## TASK TO CARRY OUT
Count the lines in the material below that contain the string "Envelope", matching case exactly, and give only the number.

## GIVEN INFORMATION
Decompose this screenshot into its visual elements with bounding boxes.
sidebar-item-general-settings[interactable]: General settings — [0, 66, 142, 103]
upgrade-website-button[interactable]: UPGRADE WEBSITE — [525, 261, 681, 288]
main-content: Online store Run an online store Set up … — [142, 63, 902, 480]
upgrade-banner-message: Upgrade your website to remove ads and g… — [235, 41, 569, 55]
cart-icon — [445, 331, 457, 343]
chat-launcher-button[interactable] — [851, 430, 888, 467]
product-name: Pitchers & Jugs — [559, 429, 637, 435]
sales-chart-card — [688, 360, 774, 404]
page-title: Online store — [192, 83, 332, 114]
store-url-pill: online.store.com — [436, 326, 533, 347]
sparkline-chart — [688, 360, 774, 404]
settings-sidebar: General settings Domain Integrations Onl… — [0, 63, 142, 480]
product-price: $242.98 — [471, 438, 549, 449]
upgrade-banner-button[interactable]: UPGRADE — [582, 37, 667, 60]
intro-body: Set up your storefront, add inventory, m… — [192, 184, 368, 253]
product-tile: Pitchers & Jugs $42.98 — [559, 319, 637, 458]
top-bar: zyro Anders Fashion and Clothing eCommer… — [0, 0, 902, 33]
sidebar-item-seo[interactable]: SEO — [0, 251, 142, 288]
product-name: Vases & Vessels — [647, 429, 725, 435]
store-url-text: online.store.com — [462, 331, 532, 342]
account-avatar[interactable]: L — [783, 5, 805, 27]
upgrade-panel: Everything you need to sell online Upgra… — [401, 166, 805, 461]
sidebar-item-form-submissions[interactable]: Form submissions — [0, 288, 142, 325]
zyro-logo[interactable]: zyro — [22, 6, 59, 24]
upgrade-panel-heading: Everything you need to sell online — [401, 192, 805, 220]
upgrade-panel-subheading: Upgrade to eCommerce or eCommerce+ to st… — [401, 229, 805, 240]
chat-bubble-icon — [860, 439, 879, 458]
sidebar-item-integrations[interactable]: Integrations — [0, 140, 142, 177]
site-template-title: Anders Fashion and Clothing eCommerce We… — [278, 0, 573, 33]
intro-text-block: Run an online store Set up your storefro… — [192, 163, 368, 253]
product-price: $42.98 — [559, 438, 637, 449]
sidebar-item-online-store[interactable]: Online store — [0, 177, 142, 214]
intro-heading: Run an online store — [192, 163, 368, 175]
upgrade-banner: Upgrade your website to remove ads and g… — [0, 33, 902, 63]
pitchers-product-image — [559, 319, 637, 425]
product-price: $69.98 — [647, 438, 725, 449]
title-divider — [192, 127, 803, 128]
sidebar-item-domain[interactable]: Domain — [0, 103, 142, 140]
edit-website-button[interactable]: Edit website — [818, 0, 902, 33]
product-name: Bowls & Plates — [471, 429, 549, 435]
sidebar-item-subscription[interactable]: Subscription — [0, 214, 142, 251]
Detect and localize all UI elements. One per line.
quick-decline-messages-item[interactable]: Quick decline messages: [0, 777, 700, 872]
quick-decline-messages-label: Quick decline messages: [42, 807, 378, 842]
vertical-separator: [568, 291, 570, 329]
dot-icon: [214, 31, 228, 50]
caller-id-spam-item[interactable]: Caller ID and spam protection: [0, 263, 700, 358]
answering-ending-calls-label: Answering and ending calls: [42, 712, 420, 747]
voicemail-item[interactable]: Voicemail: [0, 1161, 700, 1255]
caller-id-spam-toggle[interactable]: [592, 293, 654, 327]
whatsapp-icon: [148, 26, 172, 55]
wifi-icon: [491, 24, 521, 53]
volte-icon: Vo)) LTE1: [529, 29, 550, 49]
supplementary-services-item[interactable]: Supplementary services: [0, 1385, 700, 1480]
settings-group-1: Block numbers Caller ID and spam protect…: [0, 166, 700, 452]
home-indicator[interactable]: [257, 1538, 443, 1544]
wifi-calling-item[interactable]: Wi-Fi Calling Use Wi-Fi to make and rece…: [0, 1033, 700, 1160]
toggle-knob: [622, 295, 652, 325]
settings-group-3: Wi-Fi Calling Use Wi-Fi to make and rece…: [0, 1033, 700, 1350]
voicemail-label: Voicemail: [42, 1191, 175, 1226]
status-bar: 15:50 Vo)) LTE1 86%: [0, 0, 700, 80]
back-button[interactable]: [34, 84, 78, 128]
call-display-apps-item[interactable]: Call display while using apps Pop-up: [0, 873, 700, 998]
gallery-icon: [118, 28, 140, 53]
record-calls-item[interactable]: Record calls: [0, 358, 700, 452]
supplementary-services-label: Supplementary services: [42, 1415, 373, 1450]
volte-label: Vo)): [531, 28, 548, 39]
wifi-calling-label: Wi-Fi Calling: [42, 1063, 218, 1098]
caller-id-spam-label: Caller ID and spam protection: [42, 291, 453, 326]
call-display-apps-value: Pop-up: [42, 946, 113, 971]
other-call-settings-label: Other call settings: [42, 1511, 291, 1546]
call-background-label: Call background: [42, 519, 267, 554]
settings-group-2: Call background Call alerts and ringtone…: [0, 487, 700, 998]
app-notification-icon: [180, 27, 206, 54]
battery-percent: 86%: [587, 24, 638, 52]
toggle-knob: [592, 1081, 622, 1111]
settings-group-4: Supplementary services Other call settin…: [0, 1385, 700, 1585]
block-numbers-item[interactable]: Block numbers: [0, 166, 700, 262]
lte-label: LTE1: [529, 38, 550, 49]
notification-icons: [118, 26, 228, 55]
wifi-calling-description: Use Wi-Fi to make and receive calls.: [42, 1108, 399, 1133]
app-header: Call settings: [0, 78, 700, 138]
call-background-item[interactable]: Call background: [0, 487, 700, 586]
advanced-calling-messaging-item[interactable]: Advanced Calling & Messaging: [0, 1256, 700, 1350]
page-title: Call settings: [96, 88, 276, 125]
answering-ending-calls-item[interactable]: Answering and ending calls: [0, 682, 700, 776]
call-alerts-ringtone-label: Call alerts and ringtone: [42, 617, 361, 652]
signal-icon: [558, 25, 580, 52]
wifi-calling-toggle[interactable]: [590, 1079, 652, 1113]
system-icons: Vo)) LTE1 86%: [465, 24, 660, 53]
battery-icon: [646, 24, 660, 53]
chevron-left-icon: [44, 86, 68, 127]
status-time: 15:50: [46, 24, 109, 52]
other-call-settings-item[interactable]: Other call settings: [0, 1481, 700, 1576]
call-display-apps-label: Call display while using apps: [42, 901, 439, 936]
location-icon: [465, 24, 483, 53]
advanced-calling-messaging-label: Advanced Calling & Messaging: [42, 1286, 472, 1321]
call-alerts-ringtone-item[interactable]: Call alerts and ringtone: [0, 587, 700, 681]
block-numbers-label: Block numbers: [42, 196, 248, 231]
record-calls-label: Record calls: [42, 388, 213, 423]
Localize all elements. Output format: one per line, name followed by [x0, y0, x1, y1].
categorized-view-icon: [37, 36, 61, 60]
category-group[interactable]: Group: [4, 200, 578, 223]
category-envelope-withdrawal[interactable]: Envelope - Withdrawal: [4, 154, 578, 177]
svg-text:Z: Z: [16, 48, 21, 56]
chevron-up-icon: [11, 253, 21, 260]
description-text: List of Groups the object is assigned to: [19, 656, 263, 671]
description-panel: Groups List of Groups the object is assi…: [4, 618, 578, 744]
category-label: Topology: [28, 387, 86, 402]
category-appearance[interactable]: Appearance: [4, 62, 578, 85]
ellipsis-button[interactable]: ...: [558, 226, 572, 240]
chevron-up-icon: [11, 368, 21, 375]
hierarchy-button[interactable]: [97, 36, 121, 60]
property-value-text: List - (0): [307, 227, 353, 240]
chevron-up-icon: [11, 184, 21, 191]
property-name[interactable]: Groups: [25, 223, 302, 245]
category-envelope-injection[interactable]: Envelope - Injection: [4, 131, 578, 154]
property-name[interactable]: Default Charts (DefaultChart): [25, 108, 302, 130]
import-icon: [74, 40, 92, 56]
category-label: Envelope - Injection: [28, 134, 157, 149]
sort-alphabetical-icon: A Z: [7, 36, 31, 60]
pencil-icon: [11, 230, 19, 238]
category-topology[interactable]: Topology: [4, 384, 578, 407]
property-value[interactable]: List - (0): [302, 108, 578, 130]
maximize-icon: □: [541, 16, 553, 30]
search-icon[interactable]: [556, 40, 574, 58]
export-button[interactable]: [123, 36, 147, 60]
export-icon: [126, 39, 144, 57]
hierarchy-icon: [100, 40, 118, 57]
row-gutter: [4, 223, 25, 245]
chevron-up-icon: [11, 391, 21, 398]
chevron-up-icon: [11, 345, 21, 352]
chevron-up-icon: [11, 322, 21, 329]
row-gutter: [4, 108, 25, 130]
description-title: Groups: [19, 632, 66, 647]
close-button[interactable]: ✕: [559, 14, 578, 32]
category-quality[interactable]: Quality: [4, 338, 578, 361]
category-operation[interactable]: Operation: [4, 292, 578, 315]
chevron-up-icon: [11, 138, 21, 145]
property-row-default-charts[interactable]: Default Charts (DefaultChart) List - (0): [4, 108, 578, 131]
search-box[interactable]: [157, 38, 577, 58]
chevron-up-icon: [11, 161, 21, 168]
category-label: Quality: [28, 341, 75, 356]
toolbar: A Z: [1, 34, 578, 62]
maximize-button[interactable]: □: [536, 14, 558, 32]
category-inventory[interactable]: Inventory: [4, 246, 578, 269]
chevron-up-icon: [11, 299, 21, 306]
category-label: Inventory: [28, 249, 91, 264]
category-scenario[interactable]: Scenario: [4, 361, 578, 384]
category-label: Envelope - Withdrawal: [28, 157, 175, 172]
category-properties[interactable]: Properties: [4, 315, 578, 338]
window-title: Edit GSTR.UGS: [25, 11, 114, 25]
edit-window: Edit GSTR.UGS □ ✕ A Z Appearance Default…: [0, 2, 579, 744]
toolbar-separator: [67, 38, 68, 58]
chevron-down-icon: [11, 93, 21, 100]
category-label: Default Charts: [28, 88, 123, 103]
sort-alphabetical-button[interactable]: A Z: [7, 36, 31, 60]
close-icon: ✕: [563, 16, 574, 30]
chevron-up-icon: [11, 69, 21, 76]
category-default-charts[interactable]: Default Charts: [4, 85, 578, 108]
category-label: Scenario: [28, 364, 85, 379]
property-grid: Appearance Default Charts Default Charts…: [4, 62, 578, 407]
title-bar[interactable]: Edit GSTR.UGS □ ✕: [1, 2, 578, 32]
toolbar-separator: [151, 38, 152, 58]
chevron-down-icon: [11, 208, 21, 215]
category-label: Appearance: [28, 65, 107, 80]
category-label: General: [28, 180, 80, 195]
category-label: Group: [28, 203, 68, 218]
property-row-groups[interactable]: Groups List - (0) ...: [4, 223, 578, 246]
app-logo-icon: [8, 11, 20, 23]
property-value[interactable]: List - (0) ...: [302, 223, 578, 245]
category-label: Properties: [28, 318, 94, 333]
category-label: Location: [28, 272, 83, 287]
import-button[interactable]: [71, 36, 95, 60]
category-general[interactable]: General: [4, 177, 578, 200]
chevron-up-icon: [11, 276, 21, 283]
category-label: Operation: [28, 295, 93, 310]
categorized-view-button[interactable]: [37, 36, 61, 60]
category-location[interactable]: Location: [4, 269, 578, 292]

## SOLUTION BELOW
4